=== LISTED RECORDS ===

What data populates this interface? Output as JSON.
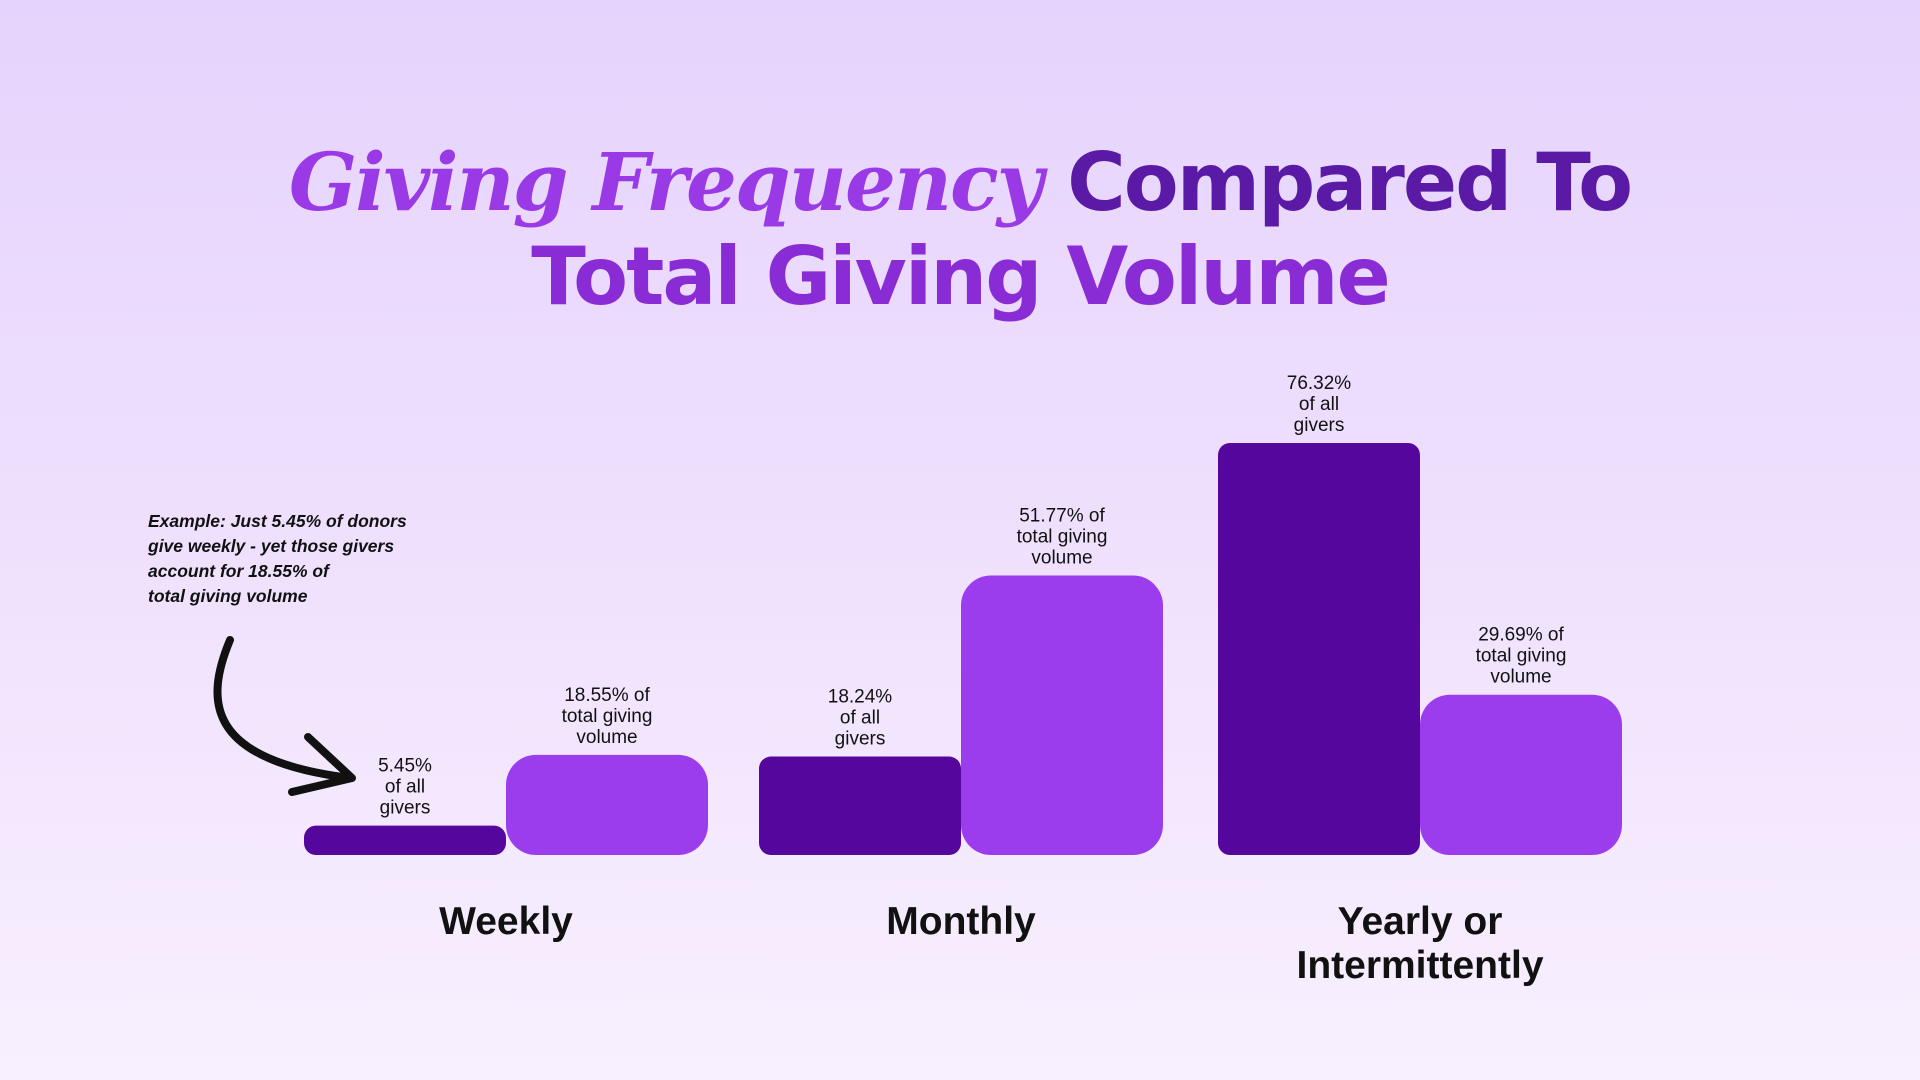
{
  "title": {
    "line1_italic": "Giving Frequency",
    "line1_rest": "Compared To",
    "line2": "Total Giving Volume"
  },
  "annotation": {
    "lines": [
      "Example: Just 5.45% of donors",
      "give weekly - yet those givers",
      "account for 18.55% of",
      "total giving volume"
    ]
  },
  "colors": {
    "givers_bar": "#55069c",
    "volume_bar": "#9b3ded",
    "title_italic": "#9a3ae6",
    "title_dark": "#5a1aa6",
    "title_line2": "#8a2cd6",
    "text": "#111111"
  },
  "chart_data": {
    "type": "bar",
    "title": "Giving Frequency Compared To Total Giving Volume",
    "xlabel": "",
    "ylabel": "",
    "ylim": [
      0,
      100
    ],
    "grid": false,
    "categories": [
      {
        "id": "weekly",
        "label_lines": [
          "Weekly"
        ]
      },
      {
        "id": "monthly",
        "label_lines": [
          "Monthly"
        ]
      },
      {
        "id": "yearly",
        "label_lines": [
          "Yearly or",
          "Intermittently"
        ]
      }
    ],
    "series": [
      {
        "name": "givers",
        "values": [
          5.45,
          18.24,
          76.32
        ],
        "labels": [
          [
            "5.45%",
            "of all",
            "givers"
          ],
          [
            "18.24%",
            "of all",
            "givers"
          ],
          [
            "76.32%",
            "of all",
            "givers"
          ]
        ]
      },
      {
        "name": "total giving volume",
        "values": [
          18.55,
          51.77,
          29.69
        ],
        "labels": [
          [
            "18.55% of",
            "total giving",
            "volume"
          ],
          [
            "51.77% of",
            "total giving",
            "volume"
          ],
          [
            "29.69% of",
            "total giving",
            "volume"
          ]
        ]
      }
    ]
  }
}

===

**TASK DESCRIPTION:** Copy the material shown above in full and exactly. Skip the pictures.

**FULL ANSWER:**
What data populates this interface? Output as JSON.
{
  "title": {
    "line1_italic": "Giving Frequency",
    "line1_rest": "Compared To",
    "line2": "Total Giving Volume"
  },
  "annotation": {
    "lines": [
      "Example: Just 5.45% of donors",
      "give weekly - yet those givers",
      "account for 18.55% of",
      "total giving volume"
    ]
  },
  "colors": {
    "givers_bar": "#55069c",
    "volume_bar": "#9b3ded",
    "title_italic": "#9a3ae6",
    "title_dark": "#5a1aa6",
    "title_line2": "#8a2cd6",
    "text": "#111111"
  },
  "chart_data": {
    "type": "bar",
    "title": "Giving Frequency Compared To Total Giving Volume",
    "xlabel": "",
    "ylabel": "",
    "ylim": [
      0,
      100
    ],
    "grid": false,
    "categories": [
      {
        "id": "weekly",
        "label_lines": [
          "Weekly"
        ]
      },
      {
        "id": "monthly",
        "label_lines": [
          "Monthly"
        ]
      },
      {
        "id": "yearly",
        "label_lines": [
          "Yearly or",
          "Intermittently"
        ]
      }
    ],
    "series": [
      {
        "name": "givers",
        "values": [
          5.45,
          18.24,
          76.32
        ],
        "labels": [
          [
            "5.45%",
            "of all",
            "givers"
          ],
          [
            "18.24%",
            "of all",
            "givers"
          ],
          [
            "76.32%",
            "of all",
            "givers"
          ]
        ]
      },
      {
        "name": "total giving volume",
        "values": [
          18.55,
          51.77,
          29.69
        ],
        "labels": [
          [
            "18.55% of",
            "total giving",
            "volume"
          ],
          [
            "51.77% of",
            "total giving",
            "volume"
          ],
          [
            "29.69% of",
            "total giving",
            "volume"
          ]
        ]
      }
    ]
  }
}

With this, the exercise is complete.